EXERCISE TASK: Copy out the complete listing, word for word.

SOURCE DATA:

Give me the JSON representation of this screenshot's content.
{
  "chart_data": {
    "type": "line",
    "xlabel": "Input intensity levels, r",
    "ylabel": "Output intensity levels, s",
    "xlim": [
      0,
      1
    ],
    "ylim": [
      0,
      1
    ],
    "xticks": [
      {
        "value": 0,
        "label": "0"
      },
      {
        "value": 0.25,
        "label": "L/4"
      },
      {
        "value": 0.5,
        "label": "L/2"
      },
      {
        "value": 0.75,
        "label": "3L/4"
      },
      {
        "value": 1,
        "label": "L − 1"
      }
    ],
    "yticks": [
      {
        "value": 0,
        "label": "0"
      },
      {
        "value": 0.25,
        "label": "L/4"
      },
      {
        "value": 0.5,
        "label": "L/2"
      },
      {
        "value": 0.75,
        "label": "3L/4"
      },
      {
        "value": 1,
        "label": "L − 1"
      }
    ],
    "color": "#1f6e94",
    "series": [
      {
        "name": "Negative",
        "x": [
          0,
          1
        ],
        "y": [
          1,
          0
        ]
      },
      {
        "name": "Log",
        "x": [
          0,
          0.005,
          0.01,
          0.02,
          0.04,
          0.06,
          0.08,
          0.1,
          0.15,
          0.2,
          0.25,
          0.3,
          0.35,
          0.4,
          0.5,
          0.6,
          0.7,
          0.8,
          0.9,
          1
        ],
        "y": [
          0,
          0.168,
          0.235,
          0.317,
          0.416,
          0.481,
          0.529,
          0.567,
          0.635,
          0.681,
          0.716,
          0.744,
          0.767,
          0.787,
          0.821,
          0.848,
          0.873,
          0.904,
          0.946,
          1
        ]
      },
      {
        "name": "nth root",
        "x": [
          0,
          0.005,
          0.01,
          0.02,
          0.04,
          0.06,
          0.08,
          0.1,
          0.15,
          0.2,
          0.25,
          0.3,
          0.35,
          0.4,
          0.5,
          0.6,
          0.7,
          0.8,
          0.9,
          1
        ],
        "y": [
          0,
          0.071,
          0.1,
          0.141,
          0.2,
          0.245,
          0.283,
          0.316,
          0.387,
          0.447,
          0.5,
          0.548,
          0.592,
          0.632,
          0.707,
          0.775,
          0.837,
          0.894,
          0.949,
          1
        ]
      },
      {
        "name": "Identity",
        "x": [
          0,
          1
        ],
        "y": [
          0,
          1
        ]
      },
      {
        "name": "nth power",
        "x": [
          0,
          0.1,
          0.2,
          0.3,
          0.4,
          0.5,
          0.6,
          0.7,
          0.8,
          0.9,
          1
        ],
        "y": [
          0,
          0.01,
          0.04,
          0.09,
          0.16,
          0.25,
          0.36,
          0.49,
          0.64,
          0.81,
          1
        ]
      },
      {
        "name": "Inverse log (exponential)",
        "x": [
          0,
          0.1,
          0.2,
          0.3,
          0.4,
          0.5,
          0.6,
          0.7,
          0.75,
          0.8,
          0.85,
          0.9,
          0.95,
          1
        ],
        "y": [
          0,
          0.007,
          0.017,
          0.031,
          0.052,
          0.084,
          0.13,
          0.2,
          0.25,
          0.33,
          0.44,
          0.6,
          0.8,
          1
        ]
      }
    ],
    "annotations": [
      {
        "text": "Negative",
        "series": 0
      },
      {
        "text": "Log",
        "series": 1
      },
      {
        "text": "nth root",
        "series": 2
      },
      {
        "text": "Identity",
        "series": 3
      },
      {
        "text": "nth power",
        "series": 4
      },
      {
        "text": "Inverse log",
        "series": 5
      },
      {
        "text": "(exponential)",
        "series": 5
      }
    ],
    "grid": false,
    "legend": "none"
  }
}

TASK RESPONSE:
Give me the JSON representation of this screenshot's content.
{
  "chart_data": {
    "type": "line",
    "xlabel": "Input intensity levels, r",
    "ylabel": "Output intensity levels, s",
    "xlim": [
      0,
      1
    ],
    "ylim": [
      0,
      1
    ],
    "xticks": [
      {
        "value": 0,
        "label": "0"
      },
      {
        "value": 0.25,
        "label": "L/4"
      },
      {
        "value": 0.5,
        "label": "L/2"
      },
      {
        "value": 0.75,
        "label": "3L/4"
      },
      {
        "value": 1,
        "label": "L − 1"
      }
    ],
    "yticks": [
      {
        "value": 0,
        "label": "0"
      },
      {
        "value": 0.25,
        "label": "L/4"
      },
      {
        "value": 0.5,
        "label": "L/2"
      },
      {
        "value": 0.75,
        "label": "3L/4"
      },
      {
        "value": 1,
        "label": "L − 1"
      }
    ],
    "color": "#1f6e94",
    "series": [
      {
        "name": "Negative",
        "x": [
          0,
          1
        ],
        "y": [
          1,
          0
        ]
      },
      {
        "name": "Log",
        "x": [
          0,
          0.005,
          0.01,
          0.02,
          0.04,
          0.06,
          0.08,
          0.1,
          0.15,
          0.2,
          0.25,
          0.3,
          0.35,
          0.4,
          0.5,
          0.6,
          0.7,
          0.8,
          0.9,
          1
        ],
        "y": [
          0,
          0.168,
          0.235,
          0.317,
          0.416,
          0.481,
          0.529,
          0.567,
          0.635,
          0.681,
          0.716,
          0.744,
          0.767,
          0.787,
          0.821,
          0.848,
          0.873,
          0.904,
          0.946,
          1
        ]
      },
      {
        "name": "nth root",
        "x": [
          0,
          0.005,
          0.01,
          0.02,
          0.04,
          0.06,
          0.08,
          0.1,
          0.15,
          0.2,
          0.25,
          0.3,
          0.35,
          0.4,
          0.5,
          0.6,
          0.7,
          0.8,
          0.9,
          1
        ],
        "y": [
          0,
          0.071,
          0.1,
          0.141,
          0.2,
          0.245,
          0.283,
          0.316,
          0.387,
          0.447,
          0.5,
          0.548,
          0.592,
          0.632,
          0.707,
          0.775,
          0.837,
          0.894,
          0.949,
          1
        ]
      },
      {
        "name": "Identity",
        "x": [
          0,
          1
        ],
        "y": [
          0,
          1
        ]
      },
      {
        "name": "nth power",
        "x": [
          0,
          0.1,
          0.2,
          0.3,
          0.4,
          0.5,
          0.6,
          0.7,
          0.8,
          0.9,
          1
        ],
        "y": [
          0,
          0.01,
          0.04,
          0.09,
          0.16,
          0.25,
          0.36,
          0.49,
          0.64,
          0.81,
          1
        ]
      },
      {
        "name": "Inverse log (exponential)",
        "x": [
          0,
          0.1,
          0.2,
          0.3,
          0.4,
          0.5,
          0.6,
          0.7,
          0.75,
          0.8,
          0.85,
          0.9,
          0.95,
          1
        ],
        "y": [
          0,
          0.007,
          0.017,
          0.031,
          0.052,
          0.084,
          0.13,
          0.2,
          0.25,
          0.33,
          0.44,
          0.6,
          0.8,
          1
        ]
      }
    ],
    "annotations": [
      {
        "text": "Negative",
        "series": 0
      },
      {
        "text": "Log",
        "series": 1
      },
      {
        "text": "nth root",
        "series": 2
      },
      {
        "text": "Identity",
        "series": 3
      },
      {
        "text": "nth power",
        "series": 4
      },
      {
        "text": "Inverse log",
        "series": 5
      },
      {
        "text": "(exponential)",
        "series": 5
      }
    ],
    "grid": false,
    "legend": "none"
  }
}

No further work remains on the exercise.